What needs to be done: Give the entries again, word for word.

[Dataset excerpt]
[start]

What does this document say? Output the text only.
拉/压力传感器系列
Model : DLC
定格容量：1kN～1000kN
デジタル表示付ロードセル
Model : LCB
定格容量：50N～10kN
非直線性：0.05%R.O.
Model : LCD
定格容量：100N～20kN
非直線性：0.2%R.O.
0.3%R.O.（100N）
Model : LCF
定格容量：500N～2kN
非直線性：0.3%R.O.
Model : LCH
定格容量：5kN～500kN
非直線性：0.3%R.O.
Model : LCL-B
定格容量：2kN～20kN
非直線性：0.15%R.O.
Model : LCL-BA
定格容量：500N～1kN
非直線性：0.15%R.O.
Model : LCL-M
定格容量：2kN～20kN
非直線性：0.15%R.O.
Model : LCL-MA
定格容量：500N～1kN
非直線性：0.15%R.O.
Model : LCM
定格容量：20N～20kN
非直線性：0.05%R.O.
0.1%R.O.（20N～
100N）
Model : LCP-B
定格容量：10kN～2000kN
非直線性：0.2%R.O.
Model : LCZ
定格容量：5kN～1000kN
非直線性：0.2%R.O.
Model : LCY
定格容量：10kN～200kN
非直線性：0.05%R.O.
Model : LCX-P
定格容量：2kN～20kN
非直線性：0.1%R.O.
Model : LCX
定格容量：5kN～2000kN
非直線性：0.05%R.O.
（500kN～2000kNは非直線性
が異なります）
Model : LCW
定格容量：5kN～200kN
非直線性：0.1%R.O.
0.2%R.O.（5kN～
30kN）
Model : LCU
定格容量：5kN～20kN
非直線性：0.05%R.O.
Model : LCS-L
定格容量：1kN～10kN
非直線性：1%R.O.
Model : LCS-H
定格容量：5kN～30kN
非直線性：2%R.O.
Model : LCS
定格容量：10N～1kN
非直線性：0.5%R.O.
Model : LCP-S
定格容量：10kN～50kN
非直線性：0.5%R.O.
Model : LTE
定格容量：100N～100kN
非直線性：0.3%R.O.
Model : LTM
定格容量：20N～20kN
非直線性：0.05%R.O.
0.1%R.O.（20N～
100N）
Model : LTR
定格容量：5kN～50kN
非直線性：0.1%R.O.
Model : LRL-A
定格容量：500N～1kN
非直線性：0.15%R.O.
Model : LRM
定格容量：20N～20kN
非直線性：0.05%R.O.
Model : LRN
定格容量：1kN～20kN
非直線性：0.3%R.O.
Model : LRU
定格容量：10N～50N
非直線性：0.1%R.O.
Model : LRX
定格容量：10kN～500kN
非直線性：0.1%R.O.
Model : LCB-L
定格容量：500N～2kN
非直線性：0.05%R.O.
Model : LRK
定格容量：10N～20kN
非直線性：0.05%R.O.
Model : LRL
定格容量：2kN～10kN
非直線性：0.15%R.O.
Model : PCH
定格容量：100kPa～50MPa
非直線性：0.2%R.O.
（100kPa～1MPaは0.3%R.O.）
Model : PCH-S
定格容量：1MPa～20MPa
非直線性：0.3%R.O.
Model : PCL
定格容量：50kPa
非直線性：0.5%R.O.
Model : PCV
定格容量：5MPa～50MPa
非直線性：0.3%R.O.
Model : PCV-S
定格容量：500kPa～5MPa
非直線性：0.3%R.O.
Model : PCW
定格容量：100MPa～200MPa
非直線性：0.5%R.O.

[end]

Full solution:
What does this document say? Output the text only.
拉/压力传感器系列
Model : DLC
定格容量：1kN～1000kN
デジタル表示付ロードセル
Model : LCB
定格容量：50N～10kN
非直線性：0.05%R.O.
Model : LCD
定格容量：100N～20kN
非直線性：0.2%R.O.
0.3%R.O.（100N）
Model : LCF
定格容量：500N～2kN
非直線性：0.3%R.O.
Model : LCH
定格容量：5kN～500kN
非直線性：0.3%R.O.
Model : LCL-B
定格容量：2kN～20kN
非直線性：0.15%R.O.
Model : LCL-BA
定格容量：500N～1kN
非直線性：0.15%R.O.
Model : LCL-M
定格容量：2kN～20kN
非直線性：0.15%R.O.
Model : LCL-MA
定格容量：500N～1kN
非直線性：0.15%R.O.
Model : LCM
定格容量：20N～20kN
非直線性：0.05%R.O.
0.1%R.O.（20N～
100N）
Model : LCP-B
定格容量：10kN～2000kN
非直線性：0.2%R.O.
Model : LCZ
定格容量：5kN～1000kN
非直線性：0.2%R.O.
Model : LCY
定格容量：10kN～200kN
非直線性：0.05%R.O.
Model : LCX-P
定格容量：2kN～20kN
非直線性：0.1%R.O.
Model : LCX
定格容量：5kN～2000kN
非直線性：0.05%R.O.
（500kN～2000kNは非直線性
が異なります）
Model : LCW
定格容量：5kN～200kN
非直線性：0.1%R.O.
0.2%R.O.（5kN～
30kN）
Model : LCU
定格容量：5kN～20kN
非直線性：0.05%R.O.
Model : LCS-L
定格容量：1kN～10kN
非直線性：1%R.O.
Model : LCS-H
定格容量：5kN～30kN
非直線性：2%R.O.
Model : LCS
定格容量：10N～1kN
非直線性：0.5%R.O.
Model : LCP-S
定格容量：10kN～50kN
非直線性：0.5%R.O.
Model : LTE
定格容量：100N～100kN
非直線性：0.3%R.O.
Model : LTM
定格容量：20N～20kN
非直線性：0.05%R.O.
0.1%R.O.（20N～
100N）
Model : LTR
定格容量：5kN～50kN
非直線性：0.1%R.O.
Model : LRL-A
定格容量：500N～1kN
非直線性：0.15%R.O.
Model : LRM
定格容量：20N～20kN
非直線性：0.05%R.O.
Model : LRN
定格容量：1kN～20kN
非直線性：0.3%R.O.
Model : LRU
定格容量：10N～50N
非直線性：0.1%R.O.
Model : LRX
定格容量：10kN～500kN
非直線性：0.1%R.O.
Model : LCB-L
定格容量：500N～2kN
非直線性：0.05%R.O.
Model : LRK
定格容量：10N～20kN
非直線性：0.05%R.O.
Model : LRL
定格容量：2kN～10kN
非直線性：0.15%R.O.
Model : PCH
定格容量：100kPa～50MPa
非直線性：0.2%R.O.
（100kPa～1MPaは0.3%R.O.）
Model : PCH-S
定格容量：1MPa～20MPa
非直線性：0.3%R.O.
Model : PCL
定格容量：50kPa
非直線性：0.5%R.O.
Model : PCV
定格容量：5MPa～50MPa
非直線性：0.3%R.O.
Model : PCV-S
定格容量：500kPa～5MPa
非直線性：0.3%R.O.
Model : PCW
定格容量：100MPa～200MPa
非直線性：0.5%R.O.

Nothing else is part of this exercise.